• [Problem requirements]:
Each entry below should be reproduced character for character.

• [Records shown]:
○ ○ ○ ○ ○ ○ ○

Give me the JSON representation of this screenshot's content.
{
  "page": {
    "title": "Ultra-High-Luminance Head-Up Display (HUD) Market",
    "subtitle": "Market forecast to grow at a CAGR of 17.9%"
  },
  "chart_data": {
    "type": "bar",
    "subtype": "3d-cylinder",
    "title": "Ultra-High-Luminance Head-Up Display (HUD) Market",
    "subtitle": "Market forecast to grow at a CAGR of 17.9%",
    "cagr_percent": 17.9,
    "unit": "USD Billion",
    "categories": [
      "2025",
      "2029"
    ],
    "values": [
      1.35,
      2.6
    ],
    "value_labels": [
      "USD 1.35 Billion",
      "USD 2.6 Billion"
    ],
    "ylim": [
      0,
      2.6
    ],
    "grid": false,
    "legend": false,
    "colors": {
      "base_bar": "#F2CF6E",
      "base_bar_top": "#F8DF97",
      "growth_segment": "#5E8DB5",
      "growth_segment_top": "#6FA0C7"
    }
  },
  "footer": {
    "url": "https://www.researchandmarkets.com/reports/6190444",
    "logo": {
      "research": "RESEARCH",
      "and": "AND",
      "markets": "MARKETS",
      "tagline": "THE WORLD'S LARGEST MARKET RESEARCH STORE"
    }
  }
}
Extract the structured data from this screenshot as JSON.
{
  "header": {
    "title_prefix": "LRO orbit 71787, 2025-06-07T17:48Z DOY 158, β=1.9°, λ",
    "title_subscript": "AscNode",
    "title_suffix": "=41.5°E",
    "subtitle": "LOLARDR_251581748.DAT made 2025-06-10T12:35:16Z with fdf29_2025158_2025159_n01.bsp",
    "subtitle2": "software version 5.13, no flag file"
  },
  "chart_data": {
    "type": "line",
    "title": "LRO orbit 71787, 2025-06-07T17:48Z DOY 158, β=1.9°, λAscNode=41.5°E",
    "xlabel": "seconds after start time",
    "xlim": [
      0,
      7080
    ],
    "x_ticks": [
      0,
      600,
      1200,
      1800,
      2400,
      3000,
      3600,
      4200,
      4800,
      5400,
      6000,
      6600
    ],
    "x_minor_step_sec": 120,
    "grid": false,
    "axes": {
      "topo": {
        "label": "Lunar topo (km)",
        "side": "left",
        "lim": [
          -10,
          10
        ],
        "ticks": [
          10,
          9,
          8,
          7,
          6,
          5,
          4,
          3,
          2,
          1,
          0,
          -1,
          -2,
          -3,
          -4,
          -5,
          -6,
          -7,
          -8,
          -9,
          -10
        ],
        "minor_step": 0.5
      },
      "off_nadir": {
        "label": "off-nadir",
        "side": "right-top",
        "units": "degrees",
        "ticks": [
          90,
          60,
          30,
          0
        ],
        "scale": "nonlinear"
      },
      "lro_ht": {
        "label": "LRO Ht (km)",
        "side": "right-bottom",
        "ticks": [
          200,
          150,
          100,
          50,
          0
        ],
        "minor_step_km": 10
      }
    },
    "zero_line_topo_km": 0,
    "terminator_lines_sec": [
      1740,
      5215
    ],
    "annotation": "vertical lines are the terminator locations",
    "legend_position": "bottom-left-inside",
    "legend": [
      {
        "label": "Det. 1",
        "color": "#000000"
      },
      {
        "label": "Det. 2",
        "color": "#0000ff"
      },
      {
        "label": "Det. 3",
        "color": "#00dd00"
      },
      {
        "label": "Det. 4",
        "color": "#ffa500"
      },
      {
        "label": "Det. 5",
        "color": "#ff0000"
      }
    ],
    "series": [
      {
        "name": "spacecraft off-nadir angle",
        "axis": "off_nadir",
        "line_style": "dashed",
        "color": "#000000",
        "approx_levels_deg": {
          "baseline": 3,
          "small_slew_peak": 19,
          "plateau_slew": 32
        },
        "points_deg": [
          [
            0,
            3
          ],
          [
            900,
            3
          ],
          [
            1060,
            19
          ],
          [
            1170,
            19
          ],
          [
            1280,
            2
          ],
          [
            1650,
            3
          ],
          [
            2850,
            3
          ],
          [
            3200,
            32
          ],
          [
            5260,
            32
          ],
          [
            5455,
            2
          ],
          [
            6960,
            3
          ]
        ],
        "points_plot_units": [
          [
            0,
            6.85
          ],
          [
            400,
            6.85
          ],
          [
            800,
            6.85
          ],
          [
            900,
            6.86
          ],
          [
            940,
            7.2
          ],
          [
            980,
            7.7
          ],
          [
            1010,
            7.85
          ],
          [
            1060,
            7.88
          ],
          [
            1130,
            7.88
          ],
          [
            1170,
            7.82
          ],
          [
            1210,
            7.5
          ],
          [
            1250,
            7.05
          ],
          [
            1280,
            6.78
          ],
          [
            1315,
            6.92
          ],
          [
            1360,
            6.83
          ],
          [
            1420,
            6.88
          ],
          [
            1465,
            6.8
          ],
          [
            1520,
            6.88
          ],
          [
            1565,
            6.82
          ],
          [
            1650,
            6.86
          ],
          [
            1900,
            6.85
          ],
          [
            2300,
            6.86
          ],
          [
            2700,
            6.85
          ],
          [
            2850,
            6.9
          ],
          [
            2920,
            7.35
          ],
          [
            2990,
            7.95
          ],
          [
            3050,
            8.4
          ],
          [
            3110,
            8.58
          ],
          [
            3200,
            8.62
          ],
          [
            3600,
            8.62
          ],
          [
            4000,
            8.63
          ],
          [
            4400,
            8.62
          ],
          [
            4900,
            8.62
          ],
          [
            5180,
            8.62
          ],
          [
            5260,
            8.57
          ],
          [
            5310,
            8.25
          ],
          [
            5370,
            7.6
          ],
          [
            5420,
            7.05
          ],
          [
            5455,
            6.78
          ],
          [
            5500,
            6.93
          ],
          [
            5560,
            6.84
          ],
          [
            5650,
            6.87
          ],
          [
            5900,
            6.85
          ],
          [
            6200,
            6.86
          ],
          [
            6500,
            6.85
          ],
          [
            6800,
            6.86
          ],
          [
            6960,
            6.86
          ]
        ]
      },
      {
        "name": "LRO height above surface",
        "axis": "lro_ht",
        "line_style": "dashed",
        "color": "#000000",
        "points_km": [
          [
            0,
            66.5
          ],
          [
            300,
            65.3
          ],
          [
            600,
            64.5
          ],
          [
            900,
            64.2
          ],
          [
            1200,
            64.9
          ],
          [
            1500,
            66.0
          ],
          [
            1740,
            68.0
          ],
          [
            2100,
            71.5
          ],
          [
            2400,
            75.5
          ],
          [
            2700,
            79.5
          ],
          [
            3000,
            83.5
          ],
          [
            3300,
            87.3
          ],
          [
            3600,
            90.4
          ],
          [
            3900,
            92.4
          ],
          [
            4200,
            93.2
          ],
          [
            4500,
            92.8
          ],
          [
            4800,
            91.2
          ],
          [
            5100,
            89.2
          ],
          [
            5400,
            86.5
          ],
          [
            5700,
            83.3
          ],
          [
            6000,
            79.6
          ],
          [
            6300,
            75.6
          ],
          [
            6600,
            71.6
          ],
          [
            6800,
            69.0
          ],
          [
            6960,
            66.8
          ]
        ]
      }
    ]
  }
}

○ ○ ○ ○ ○ ○ ○

• [Written answer]:
Give me the JSON representation of this screenshot's content.
{
  "page": {
    "title": "Ultra-High-Luminance Head-Up Display (HUD) Market",
    "subtitle": "Market forecast to grow at a CAGR of 17.9%"
  },
  "chart_data": {
    "type": "bar",
    "subtype": "3d-cylinder",
    "title": "Ultra-High-Luminance Head-Up Display (HUD) Market",
    "subtitle": "Market forecast to grow at a CAGR of 17.9%",
    "cagr_percent": 17.9,
    "unit": "USD Billion",
    "categories": [
      "2025",
      "2029"
    ],
    "values": [
      1.35,
      2.6
    ],
    "value_labels": [
      "USD 1.35 Billion",
      "USD 2.6 Billion"
    ],
    "ylim": [
      0,
      2.6
    ],
    "grid": false,
    "legend": false,
    "colors": {
      "base_bar": "#F2CF6E",
      "base_bar_top": "#F8DF97",
      "growth_segment": "#5E8DB5",
      "growth_segment_top": "#6FA0C7"
    }
  },
  "footer": {
    "url": "https://www.researchandmarkets.com/reports/6190444",
    "logo": {
      "research": "RESEARCH",
      "and": "AND",
      "markets": "MARKETS",
      "tagline": "THE WORLD'S LARGEST MARKET RESEARCH STORE"
    }
  }
}
Extract the structured data from this screenshot as JSON.
{
  "header": {
    "title_prefix": "LRO orbit 71787, 2025-06-07T17:48Z DOY 158, β=1.9°, λ",
    "title_subscript": "AscNode",
    "title_suffix": "=41.5°E",
    "subtitle": "LOLARDR_251581748.DAT made 2025-06-10T12:35:16Z with fdf29_2025158_2025159_n01.bsp",
    "subtitle2": "software version 5.13, no flag file"
  },
  "chart_data": {
    "type": "line",
    "title": "LRO orbit 71787, 2025-06-07T17:48Z DOY 158, β=1.9°, λAscNode=41.5°E",
    "xlabel": "seconds after start time",
    "xlim": [
      0,
      7080
    ],
    "x_ticks": [
      0,
      600,
      1200,
      1800,
      2400,
      3000,
      3600,
      4200,
      4800,
      5400,
      6000,
      6600
    ],
    "x_minor_step_sec": 120,
    "grid": false,
    "axes": {
      "topo": {
        "label": "Lunar topo (km)",
        "side": "left",
        "lim": [
          -10,
          10
        ],
        "ticks": [
          10,
          9,
          8,
          7,
          6,
          5,
          4,
          3,
          2,
          1,
          0,
          -1,
          -2,
          -3,
          -4,
          -5,
          -6,
          -7,
          -8,
          -9,
          -10
        ],
        "minor_step": 0.5
      },
      "off_nadir": {
        "label": "off-nadir",
        "side": "right-top",
        "units": "degrees",
        "ticks": [
          90,
          60,
          30,
          0
        ],
        "scale": "nonlinear"
      },
      "lro_ht": {
        "label": "LRO Ht (km)",
        "side": "right-bottom",
        "ticks": [
          200,
          150,
          100,
          50,
          0
        ],
        "minor_step_km": 10
      }
    },
    "zero_line_topo_km": 0,
    "terminator_lines_sec": [
      1740,
      5215
    ],
    "annotation": "vertical lines are the terminator locations",
    "legend_position": "bottom-left-inside",
    "legend": [
      {
        "label": "Det. 1",
        "color": "#000000"
      },
      {
        "label": "Det. 2",
        "color": "#0000ff"
      },
      {
        "label": "Det. 3",
        "color": "#00dd00"
      },
      {
        "label": "Det. 4",
        "color": "#ffa500"
      },
      {
        "label": "Det. 5",
        "color": "#ff0000"
      }
    ],
    "series": [
      {
        "name": "spacecraft off-nadir angle",
        "axis": "off_nadir",
        "line_style": "dashed",
        "color": "#000000",
        "approx_levels_deg": {
          "baseline": 3,
          "small_slew_peak": 19,
          "plateau_slew": 32
        },
        "points_deg": [
          [
            0,
            3
          ],
          [
            900,
            3
          ],
          [
            1060,
            19
          ],
          [
            1170,
            19
          ],
          [
            1280,
            2
          ],
          [
            1650,
            3
          ],
          [
            2850,
            3
          ],
          [
            3200,
            32
          ],
          [
            5260,
            32
          ],
          [
            5455,
            2
          ],
          [
            6960,
            3
          ]
        ],
        "points_plot_units": [
          [
            0,
            6.85
          ],
          [
            400,
            6.85
          ],
          [
            800,
            6.85
          ],
          [
            900,
            6.86
          ],
          [
            940,
            7.2
          ],
          [
            980,
            7.7
          ],
          [
            1010,
            7.85
          ],
          [
            1060,
            7.88
          ],
          [
            1130,
            7.88
          ],
          [
            1170,
            7.82
          ],
          [
            1210,
            7.5
          ],
          [
            1250,
            7.05
          ],
          [
            1280,
            6.78
          ],
          [
            1315,
            6.92
          ],
          [
            1360,
            6.83
          ],
          [
            1420,
            6.88
          ],
          [
            1465,
            6.8
          ],
          [
            1520,
            6.88
          ],
          [
            1565,
            6.82
          ],
          [
            1650,
            6.86
          ],
          [
            1900,
            6.85
          ],
          [
            2300,
            6.86
          ],
          [
            2700,
            6.85
          ],
          [
            2850,
            6.9
          ],
          [
            2920,
            7.35
          ],
          [
            2990,
            7.95
          ],
          [
            3050,
            8.4
          ],
          [
            3110,
            8.58
          ],
          [
            3200,
            8.62
          ],
          [
            3600,
            8.62
          ],
          [
            4000,
            8.63
          ],
          [
            4400,
            8.62
          ],
          [
            4900,
            8.62
          ],
          [
            5180,
            8.62
          ],
          [
            5260,
            8.57
          ],
          [
            5310,
            8.25
          ],
          [
            5370,
            7.6
          ],
          [
            5420,
            7.05
          ],
          [
            5455,
            6.78
          ],
          [
            5500,
            6.93
          ],
          [
            5560,
            6.84
          ],
          [
            5650,
            6.87
          ],
          [
            5900,
            6.85
          ],
          [
            6200,
            6.86
          ],
          [
            6500,
            6.85
          ],
          [
            6800,
            6.86
          ],
          [
            6960,
            6.86
          ]
        ]
      },
      {
        "name": "LRO height above surface",
        "axis": "lro_ht",
        "line_style": "dashed",
        "color": "#000000",
        "points_km": [
          [
            0,
            66.5
          ],
          [
            300,
            65.3
          ],
          [
            600,
            64.5
          ],
          [
            900,
            64.2
          ],
          [
            1200,
            64.9
          ],
          [
            1500,
            66.0
          ],
          [
            1740,
            68.0
          ],
          [
            2100,
            71.5
          ],
          [
            2400,
            75.5
          ],
          [
            2700,
            79.5
          ],
          [
            3000,
            83.5
          ],
          [
            3300,
            87.3
          ],
          [
            3600,
            90.4
          ],
          [
            3900,
            92.4
          ],
          [
            4200,
            93.2
          ],
          [
            4500,
            92.8
          ],
          [
            4800,
            91.2
          ],
          [
            5100,
            89.2
          ],
          [
            5400,
            86.5
          ],
          [
            5700,
            83.3
          ],
          [
            6000,
            79.6
          ],
          [
            6300,
            75.6
          ],
          [
            6600,
            71.6
          ],
          [
            6800,
            69.0
          ],
          [
            6960,
            66.8
          ]
        ]
      }
    ]
  }
}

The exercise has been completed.